Stored items
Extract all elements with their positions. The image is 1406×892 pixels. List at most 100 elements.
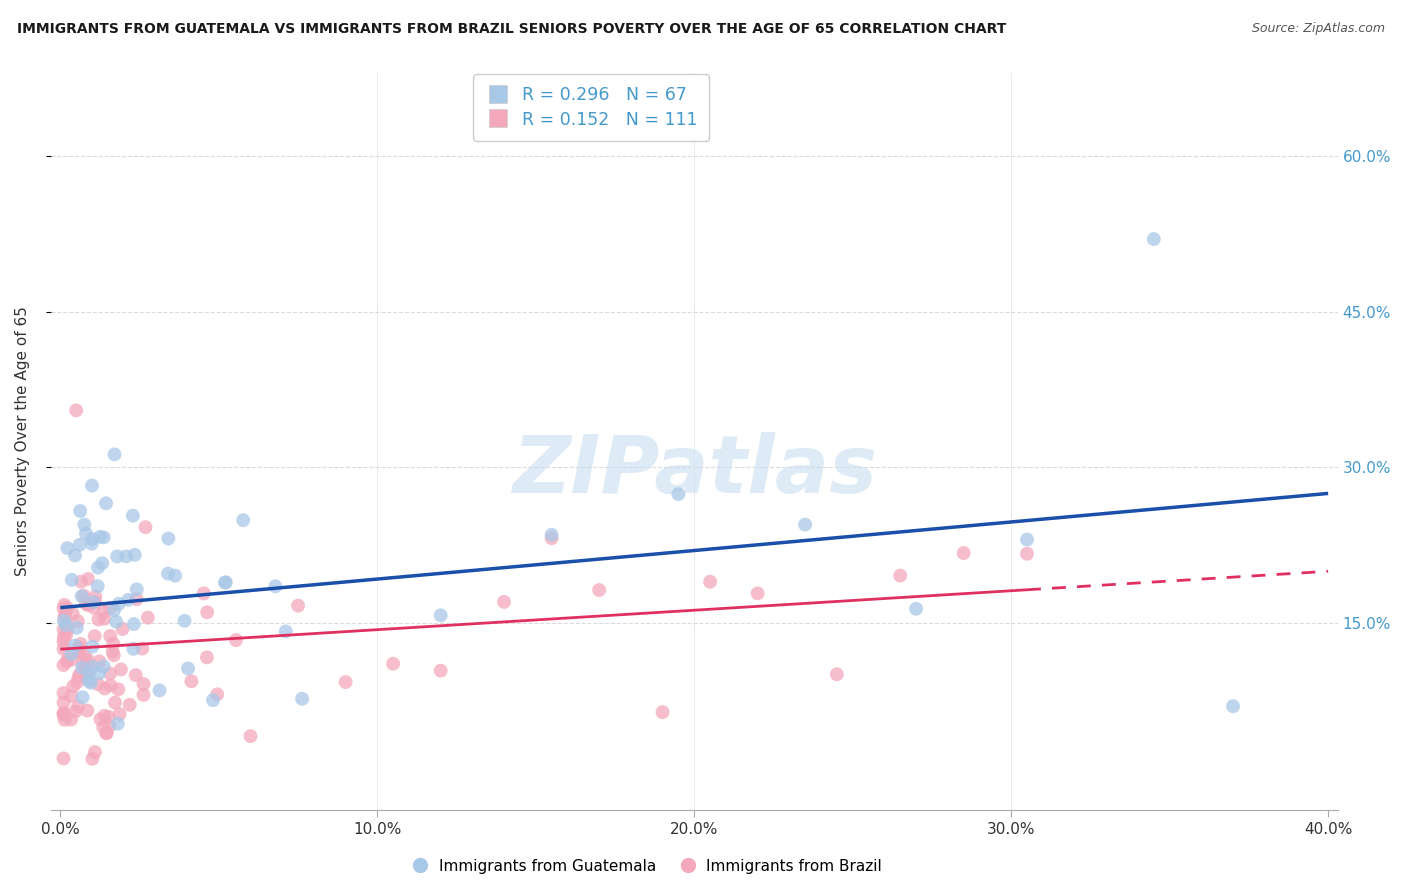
Point [125, 582, 148, 597]
Point [72, 589, 94, 603]
Point [83, 629, 105, 643]
Point [103, 447, 125, 461]
Point [825, 667, 848, 681]
Point [70, 574, 93, 589]
Point [69, 538, 91, 552]
Point [429, 664, 451, 678]
Legend: R = 0.296   N = 67, R = 0.152   N = 111: R = 0.296 N = 67, R = 0.152 N = 111 [474, 74, 710, 141]
Point [82, 640, 104, 654]
Point [905, 602, 928, 616]
Point [80, 537, 103, 551]
Point [52, 623, 75, 637]
Point [60, 653, 83, 667]
Point [291, 691, 314, 706]
Point [66, 621, 89, 635]
Point [103, 603, 125, 617]
Point [56, 623, 79, 637]
Point [651, 705, 673, 719]
Point [69, 504, 91, 518]
Point [97, 710, 120, 724]
Point [207, 687, 229, 701]
Point [180, 674, 202, 689]
Point [666, 487, 689, 501]
Text: ZIPatlas: ZIPatlas [512, 432, 877, 510]
Point [53, 610, 76, 624]
Point [80, 532, 103, 546]
Point [429, 608, 451, 623]
Point [173, 614, 195, 628]
Point [76, 704, 98, 718]
Point [55, 628, 77, 642]
Point [136, 610, 159, 624]
Point [52, 707, 75, 722]
Point [193, 586, 215, 600]
Point [382, 657, 405, 671]
Point [55, 655, 77, 669]
Point [87, 613, 110, 627]
Point [699, 574, 721, 589]
Point [55, 618, 77, 632]
Point [747, 586, 769, 600]
Point [115, 549, 138, 564]
Point [195, 605, 218, 619]
Point [66, 675, 89, 690]
Point [274, 624, 297, 639]
Point [93, 708, 115, 723]
Point [101, 644, 124, 658]
Point [53, 607, 76, 622]
Y-axis label: Seniors Poverty Over the Age of 65: Seniors Poverty Over the Age of 65 [15, 307, 30, 576]
Point [107, 597, 129, 611]
Point [93, 681, 115, 696]
Point [60, 713, 83, 727]
Point [104, 696, 127, 710]
Point [952, 546, 974, 560]
Point [62, 607, 84, 621]
Point [76, 598, 98, 612]
Point [103, 637, 125, 651]
Point [157, 566, 180, 581]
Point [107, 682, 129, 697]
Point [52, 642, 75, 657]
Point [70, 590, 93, 604]
Point [82, 752, 104, 766]
Point [75, 648, 97, 663]
Point [105, 549, 128, 564]
Point [52, 630, 75, 644]
Point [77, 673, 100, 688]
Point [588, 582, 610, 597]
Point [76, 657, 98, 672]
Point [121, 508, 143, 523]
Point [232, 513, 254, 527]
Point [889, 568, 911, 582]
Point [65, 645, 87, 659]
Point [72, 690, 94, 705]
Point [540, 531, 562, 545]
Point [87, 579, 110, 593]
Point [93, 612, 115, 626]
Point [794, 517, 817, 532]
Point [93, 530, 115, 544]
Point [52, 751, 75, 765]
Text: IMMIGRANTS FROM GUATEMALA VS IMMIGRANTS FROM BRAZIL SENIORS POVERTY OVER THE AGE: IMMIGRANTS FROM GUATEMALA VS IMMIGRANTS … [17, 22, 1007, 37]
Point [52, 658, 75, 673]
Point [165, 568, 187, 582]
Point [494, 595, 516, 609]
Point [132, 677, 155, 691]
Point [1015, 547, 1038, 561]
Point [96, 726, 118, 740]
Point [77, 653, 100, 667]
Point [540, 527, 562, 541]
Point [93, 605, 115, 619]
Point [201, 693, 224, 707]
Point [69, 667, 91, 681]
Point [110, 662, 132, 676]
Point [84, 590, 107, 604]
Point [80, 478, 103, 492]
Point [66, 699, 89, 714]
Point [67, 640, 90, 655]
Point [80, 675, 103, 690]
Point [76, 663, 98, 677]
Point [94, 496, 117, 510]
Point [103, 648, 125, 663]
Point [60, 647, 83, 661]
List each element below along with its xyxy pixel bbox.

Your goal → Copy the lines of every record above word for word, leaving out the pictures.

Full solution →
Extract all elements with their positions. The image is 1406×892 pixels. List at most 100 elements.
Point [125, 582, 148, 597]
Point [72, 589, 94, 603]
Point [83, 629, 105, 643]
Point [103, 447, 125, 461]
Point [825, 667, 848, 681]
Point [70, 574, 93, 589]
Point [69, 538, 91, 552]
Point [429, 664, 451, 678]
Legend: R = 0.296   N = 67, R = 0.152   N = 111: R = 0.296 N = 67, R = 0.152 N = 111 [474, 74, 710, 141]
Point [82, 640, 104, 654]
Point [905, 602, 928, 616]
Point [80, 537, 103, 551]
Point [52, 623, 75, 637]
Point [60, 653, 83, 667]
Point [291, 691, 314, 706]
Point [66, 621, 89, 635]
Point [103, 603, 125, 617]
Point [56, 623, 79, 637]
Point [651, 705, 673, 719]
Point [69, 504, 91, 518]
Point [97, 710, 120, 724]
Point [207, 687, 229, 701]
Point [180, 674, 202, 689]
Point [666, 487, 689, 501]
Text: ZIPatlas: ZIPatlas [512, 432, 877, 510]
Point [53, 610, 76, 624]
Point [80, 532, 103, 546]
Point [429, 608, 451, 623]
Point [173, 614, 195, 628]
Point [76, 704, 98, 718]
Point [55, 628, 77, 642]
Point [136, 610, 159, 624]
Point [52, 707, 75, 722]
Point [193, 586, 215, 600]
Point [382, 657, 405, 671]
Point [55, 655, 77, 669]
Point [87, 613, 110, 627]
Point [699, 574, 721, 589]
Point [55, 618, 77, 632]
Point [747, 586, 769, 600]
Point [115, 549, 138, 564]
Point [195, 605, 218, 619]
Point [66, 675, 89, 690]
Point [274, 624, 297, 639]
Point [93, 708, 115, 723]
Point [101, 644, 124, 658]
Point [53, 607, 76, 622]
Y-axis label: Seniors Poverty Over the Age of 65: Seniors Poverty Over the Age of 65 [15, 307, 30, 576]
Point [107, 597, 129, 611]
Point [93, 681, 115, 696]
Point [60, 713, 83, 727]
Point [104, 696, 127, 710]
Point [952, 546, 974, 560]
Point [62, 607, 84, 621]
Point [76, 598, 98, 612]
Point [103, 637, 125, 651]
Point [157, 566, 180, 581]
Point [107, 682, 129, 697]
Point [52, 642, 75, 657]
Point [70, 590, 93, 604]
Point [82, 752, 104, 766]
Point [75, 648, 97, 663]
Point [105, 549, 128, 564]
Point [52, 630, 75, 644]
Point [77, 673, 100, 688]
Point [588, 582, 610, 597]
Point [76, 657, 98, 672]
Point [121, 508, 143, 523]
Point [232, 513, 254, 527]
Point [889, 568, 911, 582]
Point [65, 645, 87, 659]
Point [72, 690, 94, 705]
Point [540, 531, 562, 545]
Point [87, 579, 110, 593]
Point [93, 612, 115, 626]
Point [794, 517, 817, 532]
Point [93, 530, 115, 544]
Point [52, 751, 75, 765]
Text: IMMIGRANTS FROM GUATEMALA VS IMMIGRANTS FROM BRAZIL SENIORS POVERTY OVER THE AGE: IMMIGRANTS FROM GUATEMALA VS IMMIGRANTS … [17, 22, 1007, 37]
Point [52, 658, 75, 673]
Point [165, 568, 187, 582]
Point [494, 595, 516, 609]
Point [132, 677, 155, 691]
Point [1015, 547, 1038, 561]
Point [96, 726, 118, 740]
Point [77, 653, 100, 667]
Point [540, 527, 562, 541]
Point [93, 605, 115, 619]
Point [201, 693, 224, 707]
Point [69, 667, 91, 681]
Point [110, 662, 132, 676]
Point [84, 590, 107, 604]
Point [80, 478, 103, 492]
Point [66, 699, 89, 714]
Point [67, 640, 90, 655]
Point [80, 675, 103, 690]
Point [76, 663, 98, 677]
Point [94, 496, 117, 510]
Point [103, 648, 125, 663]
Point [60, 647, 83, 661]
List each element below along with its xyxy pixel bbox.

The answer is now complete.